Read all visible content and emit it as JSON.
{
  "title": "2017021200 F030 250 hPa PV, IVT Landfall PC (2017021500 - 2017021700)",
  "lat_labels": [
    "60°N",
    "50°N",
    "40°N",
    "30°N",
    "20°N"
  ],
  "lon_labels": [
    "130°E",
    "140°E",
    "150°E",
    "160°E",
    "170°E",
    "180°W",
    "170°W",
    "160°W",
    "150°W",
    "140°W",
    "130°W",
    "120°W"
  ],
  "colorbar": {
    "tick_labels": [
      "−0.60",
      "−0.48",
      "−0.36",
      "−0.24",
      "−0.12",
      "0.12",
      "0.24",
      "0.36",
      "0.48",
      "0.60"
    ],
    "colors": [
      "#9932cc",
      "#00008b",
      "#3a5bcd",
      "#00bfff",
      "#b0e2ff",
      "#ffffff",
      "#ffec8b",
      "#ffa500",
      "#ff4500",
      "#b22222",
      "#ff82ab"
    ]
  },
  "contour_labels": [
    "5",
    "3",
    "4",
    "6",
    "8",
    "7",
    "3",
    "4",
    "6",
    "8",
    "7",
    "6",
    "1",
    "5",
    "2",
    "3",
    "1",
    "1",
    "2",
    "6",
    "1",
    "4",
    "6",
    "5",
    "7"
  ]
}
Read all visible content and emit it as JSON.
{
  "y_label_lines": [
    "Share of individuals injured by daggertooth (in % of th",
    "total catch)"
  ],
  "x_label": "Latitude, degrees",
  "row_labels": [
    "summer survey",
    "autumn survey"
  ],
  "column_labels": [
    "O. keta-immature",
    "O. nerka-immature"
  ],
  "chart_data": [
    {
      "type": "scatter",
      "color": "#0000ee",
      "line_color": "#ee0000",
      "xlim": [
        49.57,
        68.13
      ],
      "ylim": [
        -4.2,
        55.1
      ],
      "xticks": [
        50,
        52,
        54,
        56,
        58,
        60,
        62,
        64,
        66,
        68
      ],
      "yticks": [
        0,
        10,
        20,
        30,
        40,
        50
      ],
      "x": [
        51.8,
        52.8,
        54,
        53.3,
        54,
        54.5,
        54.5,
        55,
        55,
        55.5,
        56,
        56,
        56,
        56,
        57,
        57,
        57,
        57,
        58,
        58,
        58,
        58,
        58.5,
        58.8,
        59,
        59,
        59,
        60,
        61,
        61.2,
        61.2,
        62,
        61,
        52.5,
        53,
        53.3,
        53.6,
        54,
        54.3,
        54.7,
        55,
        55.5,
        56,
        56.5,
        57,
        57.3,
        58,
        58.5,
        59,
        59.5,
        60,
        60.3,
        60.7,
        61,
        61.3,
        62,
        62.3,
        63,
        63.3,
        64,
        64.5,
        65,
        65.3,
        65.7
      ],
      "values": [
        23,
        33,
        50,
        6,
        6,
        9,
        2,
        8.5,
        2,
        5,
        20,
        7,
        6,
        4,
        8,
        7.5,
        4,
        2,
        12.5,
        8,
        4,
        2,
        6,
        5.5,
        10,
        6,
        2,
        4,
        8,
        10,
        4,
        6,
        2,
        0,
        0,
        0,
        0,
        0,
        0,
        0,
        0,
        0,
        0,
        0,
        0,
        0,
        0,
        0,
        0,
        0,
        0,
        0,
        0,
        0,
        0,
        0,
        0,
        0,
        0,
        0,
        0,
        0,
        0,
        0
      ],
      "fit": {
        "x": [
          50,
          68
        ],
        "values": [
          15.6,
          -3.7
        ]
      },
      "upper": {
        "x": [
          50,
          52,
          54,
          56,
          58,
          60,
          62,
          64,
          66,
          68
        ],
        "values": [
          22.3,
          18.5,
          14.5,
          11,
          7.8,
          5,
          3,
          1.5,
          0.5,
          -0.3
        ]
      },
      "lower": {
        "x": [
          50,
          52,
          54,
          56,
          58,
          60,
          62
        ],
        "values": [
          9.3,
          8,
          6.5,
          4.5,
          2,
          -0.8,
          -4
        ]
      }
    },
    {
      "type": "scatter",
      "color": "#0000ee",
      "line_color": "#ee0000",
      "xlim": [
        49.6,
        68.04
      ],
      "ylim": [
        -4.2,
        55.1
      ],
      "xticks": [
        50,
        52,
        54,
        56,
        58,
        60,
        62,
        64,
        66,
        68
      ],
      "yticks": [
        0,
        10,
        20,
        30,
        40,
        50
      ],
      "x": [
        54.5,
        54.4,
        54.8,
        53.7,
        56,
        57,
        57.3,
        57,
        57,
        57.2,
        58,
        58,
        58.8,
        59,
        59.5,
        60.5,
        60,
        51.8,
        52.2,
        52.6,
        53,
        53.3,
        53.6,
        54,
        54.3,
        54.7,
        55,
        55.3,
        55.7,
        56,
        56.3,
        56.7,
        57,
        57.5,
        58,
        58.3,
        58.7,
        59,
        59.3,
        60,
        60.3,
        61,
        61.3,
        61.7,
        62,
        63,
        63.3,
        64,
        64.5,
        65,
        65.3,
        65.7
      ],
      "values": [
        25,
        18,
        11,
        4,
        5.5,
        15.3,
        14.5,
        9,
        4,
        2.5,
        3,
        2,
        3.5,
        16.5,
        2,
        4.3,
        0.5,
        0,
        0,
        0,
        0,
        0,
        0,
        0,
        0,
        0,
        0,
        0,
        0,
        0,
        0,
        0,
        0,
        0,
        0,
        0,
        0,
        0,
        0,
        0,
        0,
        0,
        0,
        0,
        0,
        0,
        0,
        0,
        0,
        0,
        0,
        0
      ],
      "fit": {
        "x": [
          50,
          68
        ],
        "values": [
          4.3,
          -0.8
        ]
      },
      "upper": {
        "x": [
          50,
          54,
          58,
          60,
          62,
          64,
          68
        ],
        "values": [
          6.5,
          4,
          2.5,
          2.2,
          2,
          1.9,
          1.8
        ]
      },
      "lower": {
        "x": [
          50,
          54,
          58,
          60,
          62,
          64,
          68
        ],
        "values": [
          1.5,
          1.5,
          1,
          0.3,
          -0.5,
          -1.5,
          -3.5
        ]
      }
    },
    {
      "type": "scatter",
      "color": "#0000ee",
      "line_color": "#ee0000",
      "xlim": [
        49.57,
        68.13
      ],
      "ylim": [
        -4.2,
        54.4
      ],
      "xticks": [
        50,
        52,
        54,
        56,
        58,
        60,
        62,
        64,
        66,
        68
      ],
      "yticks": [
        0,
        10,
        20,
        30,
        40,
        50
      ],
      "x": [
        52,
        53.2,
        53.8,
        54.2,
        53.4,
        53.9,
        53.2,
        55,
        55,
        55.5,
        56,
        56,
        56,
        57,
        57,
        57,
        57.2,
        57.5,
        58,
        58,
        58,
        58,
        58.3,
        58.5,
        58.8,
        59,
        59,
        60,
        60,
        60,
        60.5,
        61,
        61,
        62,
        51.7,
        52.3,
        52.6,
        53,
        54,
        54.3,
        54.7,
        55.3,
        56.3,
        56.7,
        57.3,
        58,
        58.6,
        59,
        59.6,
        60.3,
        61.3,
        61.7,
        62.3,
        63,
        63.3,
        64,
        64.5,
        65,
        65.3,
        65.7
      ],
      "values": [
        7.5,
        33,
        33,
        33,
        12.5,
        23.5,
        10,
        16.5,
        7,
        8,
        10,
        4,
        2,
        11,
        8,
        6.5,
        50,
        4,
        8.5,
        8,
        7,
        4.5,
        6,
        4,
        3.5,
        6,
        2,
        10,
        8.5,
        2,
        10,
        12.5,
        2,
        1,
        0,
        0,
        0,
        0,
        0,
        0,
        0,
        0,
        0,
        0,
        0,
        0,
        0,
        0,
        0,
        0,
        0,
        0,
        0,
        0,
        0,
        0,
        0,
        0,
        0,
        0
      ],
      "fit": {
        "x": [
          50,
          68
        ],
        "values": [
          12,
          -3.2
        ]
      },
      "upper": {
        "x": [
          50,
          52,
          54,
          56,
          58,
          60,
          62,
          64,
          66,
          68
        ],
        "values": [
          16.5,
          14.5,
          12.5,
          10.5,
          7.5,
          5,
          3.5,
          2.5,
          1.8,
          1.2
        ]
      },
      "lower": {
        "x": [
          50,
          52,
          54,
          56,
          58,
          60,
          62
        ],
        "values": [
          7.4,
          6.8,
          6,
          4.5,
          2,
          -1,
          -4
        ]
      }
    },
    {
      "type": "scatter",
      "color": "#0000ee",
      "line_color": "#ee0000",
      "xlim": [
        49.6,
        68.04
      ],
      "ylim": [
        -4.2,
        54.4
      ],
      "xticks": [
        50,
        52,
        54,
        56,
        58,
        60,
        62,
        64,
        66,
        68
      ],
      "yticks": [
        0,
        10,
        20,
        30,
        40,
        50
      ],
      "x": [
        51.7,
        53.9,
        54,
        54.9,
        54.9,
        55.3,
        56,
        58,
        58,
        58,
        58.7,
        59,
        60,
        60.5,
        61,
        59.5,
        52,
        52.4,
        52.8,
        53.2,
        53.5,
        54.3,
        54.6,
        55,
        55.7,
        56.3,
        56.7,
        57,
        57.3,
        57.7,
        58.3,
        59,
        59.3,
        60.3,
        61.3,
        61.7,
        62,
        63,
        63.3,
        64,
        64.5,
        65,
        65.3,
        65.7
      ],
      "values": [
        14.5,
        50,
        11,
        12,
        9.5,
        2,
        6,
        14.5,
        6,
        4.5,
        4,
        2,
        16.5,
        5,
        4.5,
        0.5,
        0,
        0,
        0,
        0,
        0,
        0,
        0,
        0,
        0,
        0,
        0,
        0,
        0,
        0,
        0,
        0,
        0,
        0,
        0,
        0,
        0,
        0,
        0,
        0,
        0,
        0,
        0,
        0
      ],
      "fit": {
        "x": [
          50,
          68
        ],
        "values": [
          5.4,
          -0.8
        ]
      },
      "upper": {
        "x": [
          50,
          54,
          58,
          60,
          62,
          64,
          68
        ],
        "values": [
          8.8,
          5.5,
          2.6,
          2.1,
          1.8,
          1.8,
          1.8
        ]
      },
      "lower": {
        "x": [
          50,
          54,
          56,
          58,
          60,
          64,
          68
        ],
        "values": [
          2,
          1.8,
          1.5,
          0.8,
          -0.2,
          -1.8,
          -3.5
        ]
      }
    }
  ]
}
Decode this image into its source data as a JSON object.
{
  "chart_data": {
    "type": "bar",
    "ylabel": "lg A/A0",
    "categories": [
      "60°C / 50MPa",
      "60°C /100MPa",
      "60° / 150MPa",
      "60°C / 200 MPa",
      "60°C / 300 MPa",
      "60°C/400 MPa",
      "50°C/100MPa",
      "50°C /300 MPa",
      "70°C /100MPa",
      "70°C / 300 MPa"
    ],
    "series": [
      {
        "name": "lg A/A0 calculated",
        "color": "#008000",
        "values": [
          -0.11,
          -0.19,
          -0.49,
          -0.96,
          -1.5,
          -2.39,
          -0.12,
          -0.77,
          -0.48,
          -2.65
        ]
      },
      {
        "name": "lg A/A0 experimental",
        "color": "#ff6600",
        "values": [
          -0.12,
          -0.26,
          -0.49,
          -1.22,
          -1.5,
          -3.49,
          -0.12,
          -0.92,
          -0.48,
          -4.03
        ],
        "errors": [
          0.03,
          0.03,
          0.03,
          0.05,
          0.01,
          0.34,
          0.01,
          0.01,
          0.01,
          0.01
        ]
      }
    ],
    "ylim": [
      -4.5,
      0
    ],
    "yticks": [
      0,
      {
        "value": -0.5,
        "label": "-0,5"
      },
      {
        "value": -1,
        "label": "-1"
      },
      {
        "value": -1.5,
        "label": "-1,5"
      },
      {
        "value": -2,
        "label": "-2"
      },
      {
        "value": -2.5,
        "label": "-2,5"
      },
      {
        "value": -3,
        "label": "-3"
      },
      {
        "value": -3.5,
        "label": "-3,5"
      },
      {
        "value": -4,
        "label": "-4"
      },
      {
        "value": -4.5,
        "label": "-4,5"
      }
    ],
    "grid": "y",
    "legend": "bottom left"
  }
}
────────
YOUR OBJECTIVE:
Among the entries above, identify all lines with "name" and copy them.

FULL OUTPUT:
        "name": "lg A/A0 calculated",
        "name": "lg A/A0 experimental",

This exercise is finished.